• **The problem**
Locate every line in the records below that holds the word "grid" and return each one.

Structured figure records:
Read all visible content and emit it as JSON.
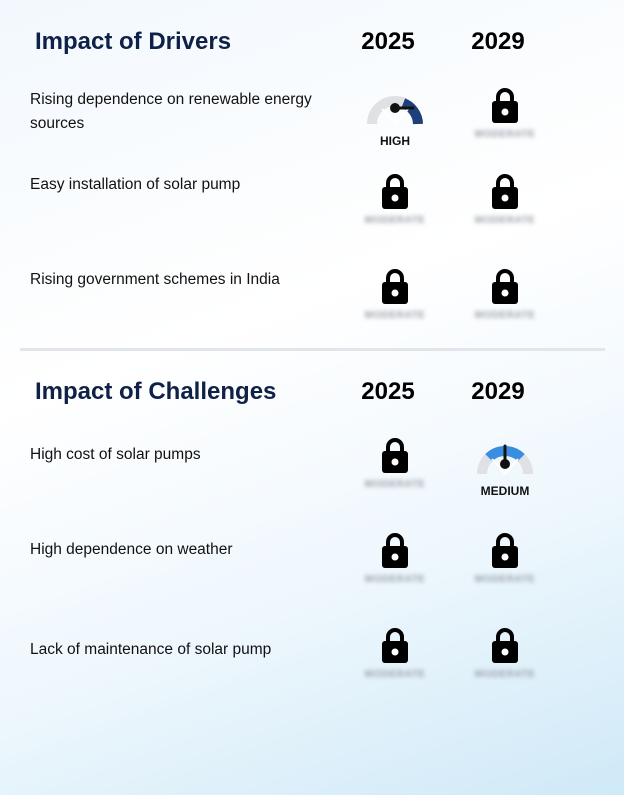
{
  "drivers": {
    "title": "Impact of Drivers",
    "year1": "2025",
    "year2": "2029",
    "rows": [
      {
        "label": "Rising dependence on renewable energy sources",
        "y2025": {
          "type": "gauge",
          "level": "high",
          "text": "HIGH",
          "color": "#1f3f7a"
        },
        "y2029": {
          "type": "lock",
          "hidden_text": "MODERATE"
        }
      },
      {
        "label": "Easy installation of solar pump",
        "y2025": {
          "type": "lock",
          "hidden_text": "MODERATE"
        },
        "y2029": {
          "type": "lock",
          "hidden_text": "MODERATE"
        }
      },
      {
        "label": "Rising government schemes in India",
        "y2025": {
          "type": "lock",
          "hidden_text": "MODERATE"
        },
        "y2029": {
          "type": "lock",
          "hidden_text": "MODERATE"
        }
      }
    ]
  },
  "challenges": {
    "title": "Impact of Challenges",
    "year1": "2025",
    "year2": "2029",
    "rows": [
      {
        "label": "High cost of solar pumps",
        "y2025": {
          "type": "lock",
          "hidden_text": "MODERATE"
        },
        "y2029": {
          "type": "gauge",
          "level": "medium",
          "text": "MEDIUM",
          "color": "#3a8ee0"
        }
      },
      {
        "label": "High dependence on weather",
        "y2025": {
          "type": "lock",
          "hidden_text": "MODERATE"
        },
        "y2029": {
          "type": "lock",
          "hidden_text": "MODERATE"
        }
      },
      {
        "label": "Lack of maintenance of solar pump",
        "y2025": {
          "type": "lock",
          "hidden_text": "MODERATE"
        },
        "y2029": {
          "type": "lock",
          "hidden_text": "MODERATE"
        }
      }
    ]
  },
  "icons": {
    "lock": "lock-icon",
    "gauge": "gauge-icon"
  }
}
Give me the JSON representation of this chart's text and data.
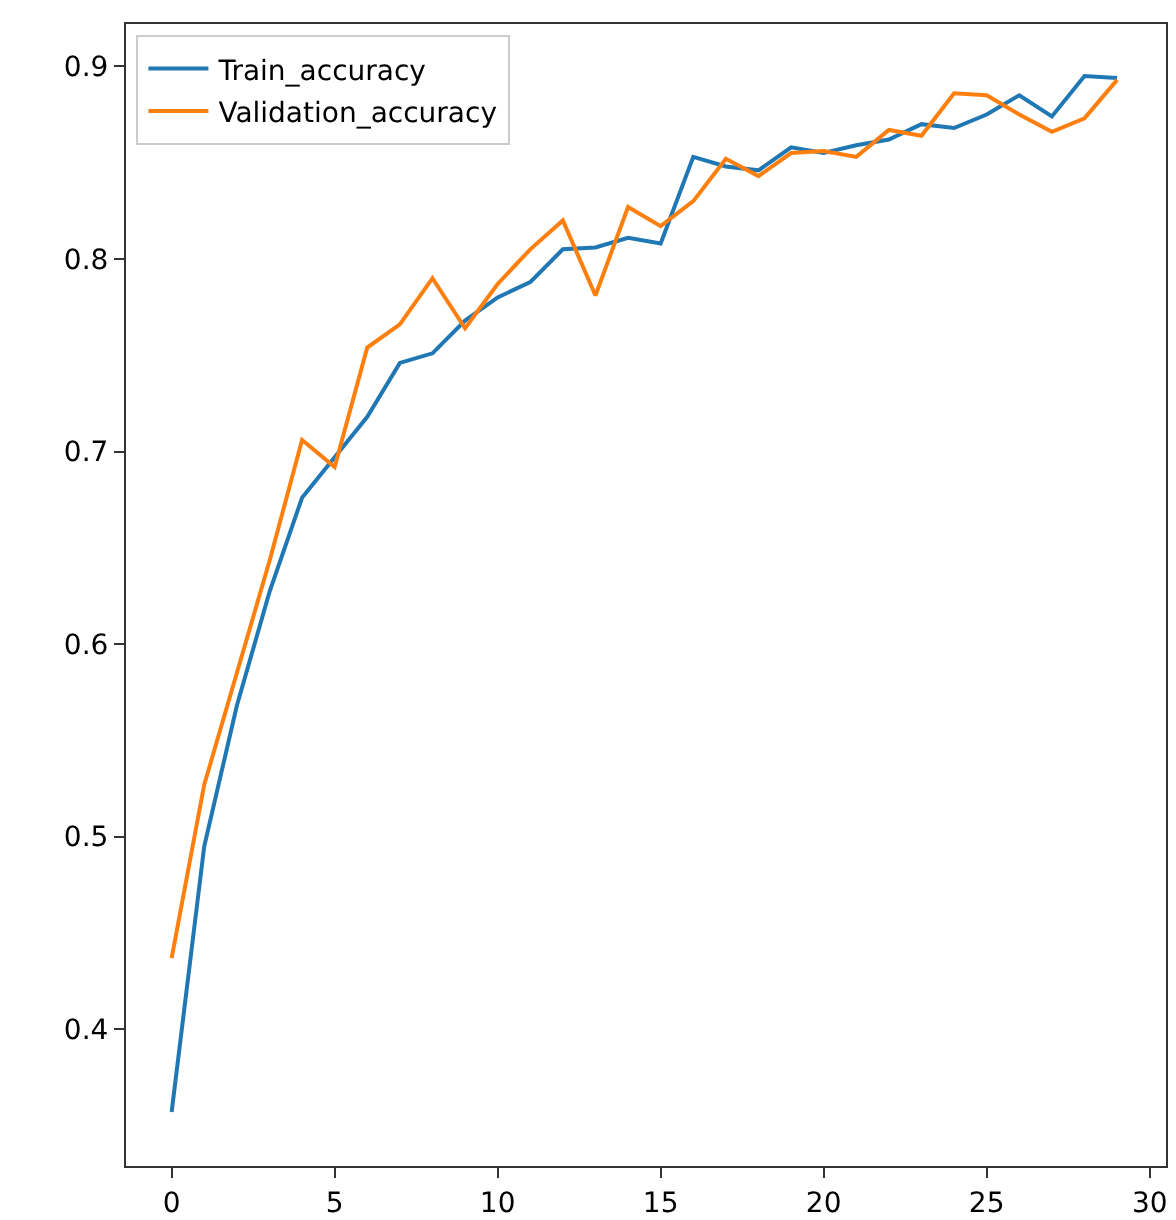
{
  "chart_data": {
    "type": "line",
    "x": [
      0,
      1,
      2,
      3,
      4,
      5,
      6,
      7,
      8,
      9,
      10,
      11,
      12,
      13,
      14,
      15,
      16,
      17,
      18,
      19,
      20,
      21,
      22,
      23,
      24,
      25,
      26,
      27,
      28,
      29
    ],
    "series": [
      {
        "name": "Train_accuracy",
        "color": "#1f77b4",
        "values": [
          0.357,
          0.495,
          0.568,
          0.627,
          0.676,
          0.697,
          0.718,
          0.746,
          0.751,
          0.768,
          0.78,
          0.788,
          0.805,
          0.806,
          0.811,
          0.808,
          0.853,
          0.848,
          0.846,
          0.858,
          0.855,
          0.859,
          0.862,
          0.87,
          0.868,
          0.875,
          0.885,
          0.874,
          0.895,
          0.894
        ]
      },
      {
        "name": "Validation_accuracy",
        "color": "#ff7f0e",
        "values": [
          0.437,
          0.527,
          0.585,
          0.643,
          0.706,
          0.692,
          0.754,
          0.766,
          0.79,
          0.764,
          0.787,
          0.805,
          0.82,
          0.781,
          0.827,
          0.817,
          0.83,
          0.852,
          0.843,
          0.855,
          0.856,
          0.853,
          0.867,
          0.864,
          0.886,
          0.885,
          0.875,
          0.866,
          0.873,
          0.893
        ]
      }
    ],
    "xlim": [
      -1.4,
      30.5
    ],
    "xticks": [
      0,
      5,
      10,
      15,
      20,
      25,
      30
    ],
    "ylim": [
      0.329,
      0.922
    ],
    "yticks": [
      0.4,
      0.5,
      0.6,
      0.7,
      0.8,
      0.9
    ],
    "grid": false,
    "legend": "top left",
    "marker": "none",
    "line_style": "solid"
  }
}
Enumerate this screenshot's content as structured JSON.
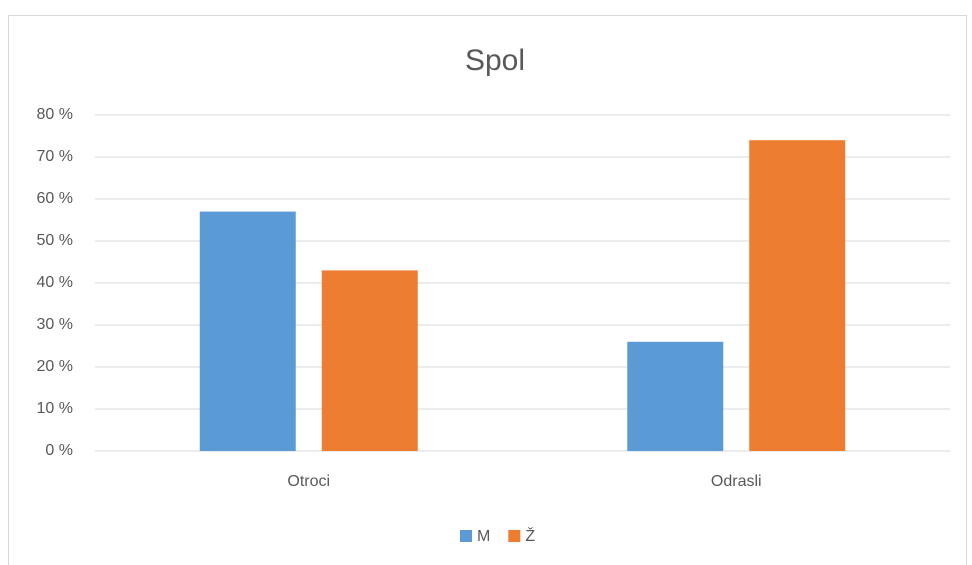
{
  "chart_data": {
    "type": "bar",
    "title": "Spol",
    "categories": [
      "Otroci",
      "Odrasli"
    ],
    "series": [
      {
        "name": "M",
        "color": "#5b9bd5",
        "values": [
          57,
          26
        ]
      },
      {
        "name": "Ž",
        "color": "#ed7d31",
        "values": [
          43,
          74
        ]
      }
    ],
    "ylim": [
      0,
      80
    ],
    "yticks": [
      {
        "value": 0,
        "label": "0 %"
      },
      {
        "value": 10,
        "label": "10 %"
      },
      {
        "value": 20,
        "label": "20 %"
      },
      {
        "value": 30,
        "label": "30 %"
      },
      {
        "value": 40,
        "label": "40 %"
      },
      {
        "value": 50,
        "label": "50 %"
      },
      {
        "value": 60,
        "label": "60 %"
      },
      {
        "value": 70,
        "label": "70 %"
      },
      {
        "value": 80,
        "label": "80 %"
      }
    ],
    "grid": true,
    "legend": "bottom"
  }
}
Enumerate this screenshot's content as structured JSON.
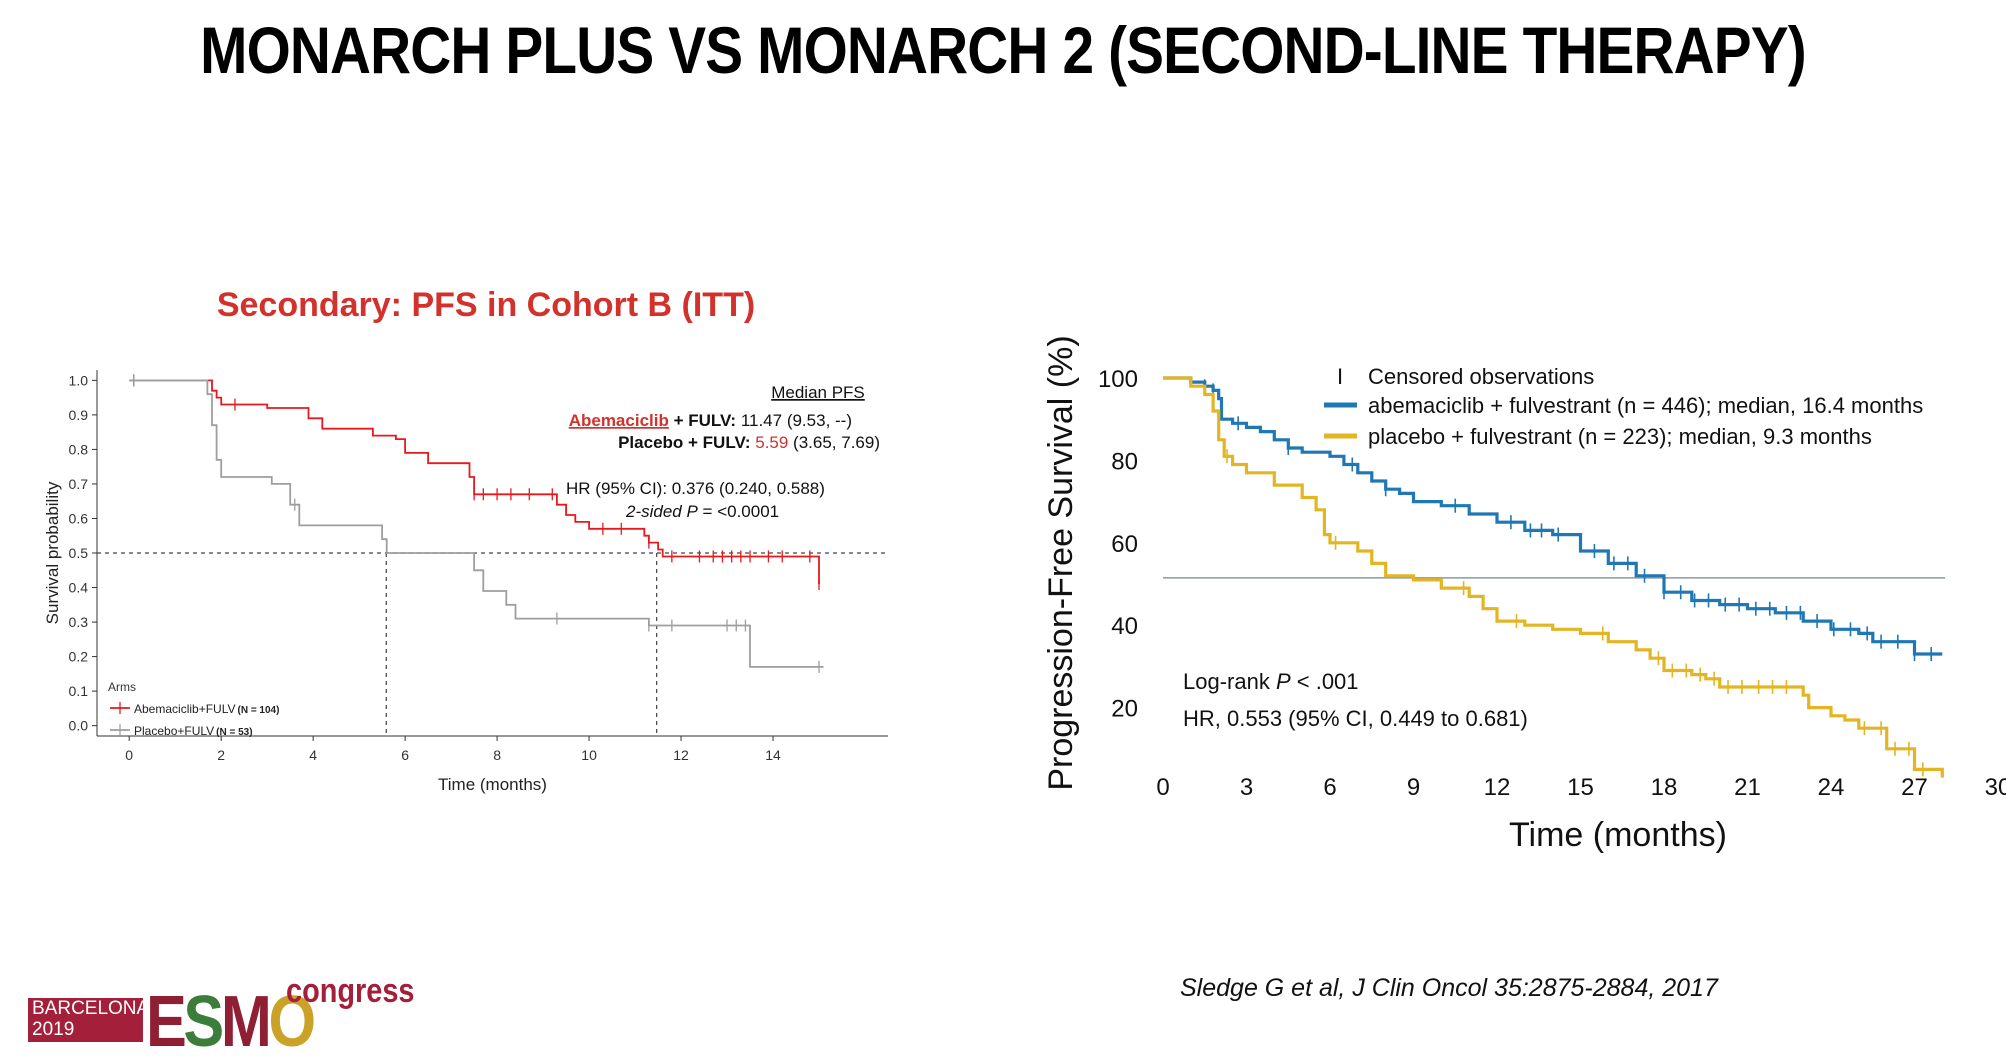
{
  "slide": {
    "title": "MONARCH PLUS VS MONARCH 2 (SECOND-LINE THERAPY)",
    "citation": "Sledge G et al, J Clin Oncol 35:2875-2884, 2017"
  },
  "logo": {
    "city": "BARCELONA",
    "year": "2019",
    "letters": [
      "E",
      "S",
      "M",
      "O"
    ],
    "congress": "congress",
    "colors": {
      "burgundy": "#8f1f33",
      "green": "#3d7d3a",
      "gold": "#c9a227",
      "red": "#a31f3a"
    }
  },
  "chart_data": [
    {
      "type": "line",
      "title": "Secondary: PFS in Cohort B (ITT)",
      "xlabel": "Time (months)",
      "ylabel": "Survival probability",
      "xlim": [
        -0.7,
        16.5
      ],
      "ylim": [
        -0.03,
        1.03
      ],
      "xticks": [
        0,
        2,
        4,
        6,
        8,
        10,
        12,
        14
      ],
      "yticks": [
        0.0,
        0.1,
        0.2,
        0.3,
        0.4,
        0.5,
        0.6,
        0.7,
        0.8,
        0.9,
        1.0
      ],
      "ytick_labels": [
        "0.0",
        "0.1",
        "0.2",
        "0.3",
        "0.4",
        "0.5",
        "0.6",
        "0.7",
        "0.8",
        "0.9",
        "1.0"
      ],
      "grid": false,
      "reference_line": {
        "y": 0.5,
        "style": "dashed"
      },
      "median_drops": [
        5.59,
        11.47
      ],
      "legend": {
        "title": "Arms",
        "placement": "bottom-left",
        "entries": [
          {
            "label": "Abemaciclib+FULV",
            "n_label": "(N = 104)",
            "color": "#e8191c"
          },
          {
            "label": "Placebo+FULV",
            "n_label": "(N = 53)",
            "color": "#9e9e9e"
          }
        ]
      },
      "annotations": {
        "header": "Median PFS",
        "line1_drug": "Abemaciclib",
        "line1_arm": " + FULV: ",
        "line1_value": "11.47 (9.53, --)",
        "line2_arm": "Placebo + FULV: ",
        "line2_median": "5.59",
        "line2_ci": " (3.65, 7.69)",
        "hr": "HR (95% CI): 0.376 (0.240, 0.588)",
        "p_italic": "2-sided P",
        "p_value": " = <0.0001"
      },
      "series": [
        {
          "name": "Abemaciclib+FULV",
          "color": "#e8191c",
          "x": [
            0,
            1.7,
            1.8,
            1.9,
            2.0,
            2.2,
            3.0,
            3.9,
            4.2,
            5.3,
            5.8,
            6.0,
            6.5,
            7.3,
            7.4,
            7.5,
            8.8,
            9.3,
            9.5,
            9.7,
            10.0,
            11.2,
            11.3,
            11.5,
            11.6,
            14.7,
            15.0
          ],
          "y": [
            1.0,
            1.0,
            0.97,
            0.95,
            0.93,
            0.93,
            0.92,
            0.89,
            0.86,
            0.84,
            0.83,
            0.79,
            0.76,
            0.76,
            0.72,
            0.67,
            0.67,
            0.64,
            0.61,
            0.59,
            0.57,
            0.55,
            0.53,
            0.51,
            0.49,
            0.49,
            0.41
          ],
          "censor_x": [
            0.1,
            2.3,
            7.5,
            7.7,
            8.0,
            8.3,
            8.7,
            9.2,
            10.3,
            10.7,
            11.3,
            11.8,
            12.4,
            12.7,
            12.9,
            13.1,
            13.3,
            13.5,
            13.9,
            14.2,
            14.8,
            15.0
          ]
        },
        {
          "name": "Placebo+FULV",
          "color": "#9e9e9e",
          "x": [
            0,
            1.5,
            1.7,
            1.8,
            1.9,
            2.0,
            2.2,
            3.1,
            3.5,
            3.7,
            4.0,
            5.5,
            5.6,
            7.3,
            7.5,
            7.7,
            8.2,
            8.4,
            11.2,
            11.3,
            13.5,
            15.1
          ],
          "y": [
            1.0,
            1.0,
            0.96,
            0.87,
            0.77,
            0.72,
            0.72,
            0.7,
            0.64,
            0.58,
            0.58,
            0.54,
            0.5,
            0.5,
            0.45,
            0.39,
            0.35,
            0.31,
            0.31,
            0.29,
            0.17,
            0.17
          ],
          "censor_x": [
            0.1,
            3.6,
            9.3,
            11.3,
            11.8,
            13.0,
            13.2,
            13.4,
            15.0
          ]
        }
      ]
    },
    {
      "type": "line",
      "xlabel": "Time (months)",
      "ylabel": "Progression-Free Survival (%)",
      "xlim": [
        0,
        30
      ],
      "ylim": [
        0,
        100
      ],
      "xticks": [
        0,
        3,
        6,
        9,
        12,
        15,
        18,
        21,
        24,
        27,
        30
      ],
      "yticks": [
        20,
        40,
        60,
        80,
        100
      ],
      "grid": false,
      "reference_line": {
        "y": 51.5,
        "style": "solid"
      },
      "legend": {
        "placement": "top-right",
        "censor_symbol": "I",
        "censor_label": "Censored observations",
        "entries": [
          {
            "label": "abemaciclib + fulvestrant (n = 446); median, 16.4 months",
            "color": "#1f77b4"
          },
          {
            "label": "placebo + fulvestrant (n = 223); median, 9.3 months",
            "color": "#e3b523"
          }
        ]
      },
      "annotations": {
        "logrank_prefix": "Log-rank ",
        "logrank_p": "P",
        "logrank_value": " < .001",
        "hr": "HR, 0.553 (95% CI, 0.449 to 0.681)"
      },
      "series": [
        {
          "name": "abemaciclib + fulvestrant (n = 446); median, 16.4 months",
          "color": "#1f77b4",
          "x": [
            0,
            1.0,
            1.5,
            1.8,
            2.0,
            2.1,
            2.5,
            3.0,
            3.5,
            4.0,
            4.5,
            5.0,
            6.0,
            6.5,
            7.0,
            7.5,
            8.0,
            8.5,
            9.0,
            10.0,
            11.0,
            12.0,
            13.0,
            14.0,
            15.0,
            16.0,
            17.0,
            18.0,
            19.0,
            20.0,
            21.0,
            22.0,
            23.0,
            24.0,
            25.0,
            25.5,
            26.0,
            26.5,
            27.0,
            28.0
          ],
          "y": [
            100,
            99,
            98,
            97,
            95,
            90,
            89,
            88,
            87,
            85,
            83,
            82,
            81,
            79,
            77,
            75,
            73,
            72,
            70,
            69,
            67,
            65,
            63,
            62,
            58,
            55,
            52,
            48,
            46,
            45,
            44,
            43,
            41,
            39,
            38,
            36,
            36,
            36,
            33,
            33
          ],
          "censor_x": [
            1.5,
            1.8,
            2.7,
            4.5,
            6.8,
            8.0,
            10.5,
            12.5,
            13.2,
            13.6,
            14.2,
            15.5,
            16.2,
            16.7,
            17.3,
            18.0,
            18.6,
            19.1,
            19.6,
            20.2,
            20.7,
            21.3,
            21.8,
            22.4,
            22.9,
            23.5,
            24.1,
            24.7,
            25.3,
            25.8,
            26.4,
            27.0,
            27.6
          ]
        },
        {
          "name": "placebo + fulvestrant (n = 223); median, 9.3 months",
          "color": "#e3b523",
          "x": [
            0,
            1.0,
            1.5,
            1.8,
            2.0,
            2.2,
            2.5,
            3.0,
            4.0,
            5.0,
            5.5,
            5.8,
            6.0,
            7.0,
            7.5,
            8.0,
            9.0,
            10.0,
            11.0,
            11.5,
            12.0,
            13.0,
            14.0,
            15.0,
            16.0,
            17.0,
            17.5,
            18.0,
            19.0,
            19.5,
            20.0,
            21.0,
            22.0,
            22.5,
            23.0,
            23.2,
            24.0,
            24.5,
            25.0,
            26.0,
            27.0,
            28.0
          ],
          "y": [
            100,
            98,
            96,
            92,
            85,
            81,
            79,
            77,
            74,
            71,
            68,
            62,
            60,
            58,
            55,
            52,
            51,
            49,
            47,
            44,
            41,
            40,
            39,
            38,
            36,
            34,
            32,
            29,
            28,
            27,
            25,
            25,
            25,
            25,
            23,
            20,
            18,
            17,
            15,
            10,
            5,
            3
          ],
          "censor_x": [
            2.3,
            6.2,
            10.8,
            12.7,
            15.8,
            17.8,
            18.3,
            18.8,
            19.3,
            19.8,
            20.3,
            20.8,
            21.4,
            21.9,
            22.4,
            25.2,
            25.8,
            26.3,
            26.8,
            27.3
          ]
        }
      ]
    }
  ]
}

• **Answer in full**
    "grid": false,
    "grid": true,
      "grid": false,
      "grid": false,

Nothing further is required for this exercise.